| What is being asked |
Keep only the lines where "SRMTID" appears.

--- Begin Provided data ---

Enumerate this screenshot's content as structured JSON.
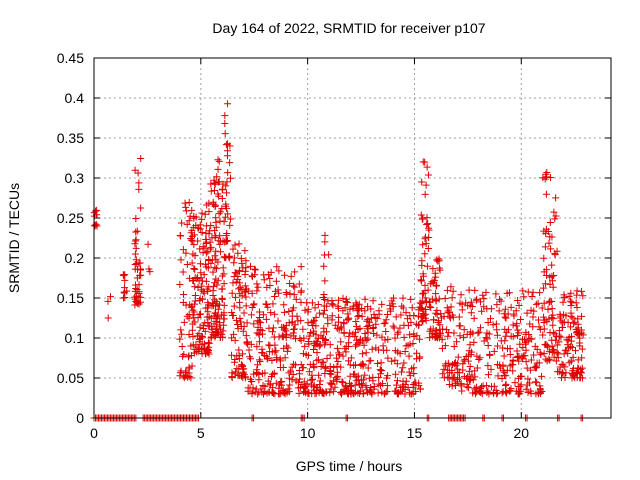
{
  "chart_data": {
    "type": "scatter",
    "title": "Day 164 of 2022, SRMTID for receiver p107",
    "xlabel": "GPS time / hours",
    "ylabel": "SRMTID / TECUs",
    "xlim": [
      0,
      24.2
    ],
    "ylim": [
      0,
      0.45
    ],
    "x_ticks": [
      0,
      5,
      10,
      15,
      20
    ],
    "x_tick_labels": [
      "0",
      "5",
      "10",
      "15",
      "20"
    ],
    "y_ticks": [
      0,
      0.05,
      0.1,
      0.15,
      0.2,
      0.25,
      0.3,
      0.35,
      0.4,
      0.45
    ],
    "y_tick_labels": [
      "0",
      "0.05",
      "0.1",
      "0.15",
      "0.2",
      "0.25",
      "0.3",
      "0.35",
      "0.4",
      "0.45"
    ],
    "grid": true,
    "marker": "plus",
    "series_color": "#e00000",
    "series": [
      {
        "name": "SRMTID",
        "clusters": [
          {
            "x": [
              0.0,
              0.15
            ],
            "y": [
              0.24,
              0.26
            ],
            "n": 10
          },
          {
            "x": [
              0.6,
              0.8
            ],
            "y": [
              0.125,
              0.16
            ],
            "n": 3
          },
          {
            "x": [
              1.35,
              1.6
            ],
            "y": [
              0.15,
              0.18
            ],
            "n": 10
          },
          {
            "x": [
              1.9,
              2.2
            ],
            "y": [
              0.14,
              0.33
            ],
            "n": 45
          },
          {
            "x": [
              2.5,
              2.7
            ],
            "y": [
              0.18,
              0.235
            ],
            "n": 3
          },
          {
            "x": [
              4.0,
              4.6
            ],
            "y": [
              0.05,
              0.27
            ],
            "n": 60
          },
          {
            "x": [
              4.6,
              5.4
            ],
            "y": [
              0.08,
              0.27
            ],
            "n": 130
          },
          {
            "x": [
              5.4,
              6.1
            ],
            "y": [
              0.1,
              0.33
            ],
            "n": 120
          },
          {
            "x": [
              6.1,
              6.4
            ],
            "y": [
              0.2,
              0.415
            ],
            "n": 35
          },
          {
            "x": [
              6.4,
              7.2
            ],
            "y": [
              0.05,
              0.22
            ],
            "n": 90
          },
          {
            "x": [
              7.2,
              9.8
            ],
            "y": [
              0.03,
              0.19
            ],
            "n": 220
          },
          {
            "x": [
              9.8,
              11.0
            ],
            "y": [
              0.03,
              0.15
            ],
            "n": 110
          },
          {
            "x": [
              10.7,
              11.0
            ],
            "y": [
              0.15,
              0.23
            ],
            "n": 8
          },
          {
            "x": [
              11.0,
              15.3
            ],
            "y": [
              0.03,
              0.15
            ],
            "n": 340
          },
          {
            "x": [
              15.3,
              15.7
            ],
            "y": [
              0.12,
              0.325
            ],
            "n": 55
          },
          {
            "x": [
              15.7,
              16.2
            ],
            "y": [
              0.1,
              0.2
            ],
            "n": 50
          },
          {
            "x": [
              16.2,
              17.2
            ],
            "y": [
              0.04,
              0.17
            ],
            "n": 70
          },
          {
            "x": [
              17.2,
              21.0
            ],
            "y": [
              0.03,
              0.16
            ],
            "n": 260
          },
          {
            "x": [
              21.0,
              21.7
            ],
            "y": [
              0.07,
              0.31
            ],
            "n": 80
          },
          {
            "x": [
              21.7,
              22.9
            ],
            "y": [
              0.05,
              0.16
            ],
            "n": 110
          }
        ],
        "zero_runs": [
          [
            0.0,
            2.0
          ],
          [
            2.3,
            4.9
          ],
          [
            7.4,
            7.5
          ],
          [
            9.7,
            9.9
          ],
          [
            11.8,
            11.9
          ],
          [
            15.6,
            15.7
          ],
          [
            16.6,
            17.4
          ],
          [
            18.2,
            18.3
          ],
          [
            19.1,
            19.2
          ],
          [
            20.2,
            20.3
          ],
          [
            21.7,
            21.8
          ],
          [
            22.8,
            22.9
          ]
        ]
      }
    ]
  }
}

--- End Provided data ---

| Reply to the exercise |
    "title": "Day 164 of 2022, SRMTID for receiver p107",
    "ylabel": "SRMTID / TECUs",
        "name": "SRMTID",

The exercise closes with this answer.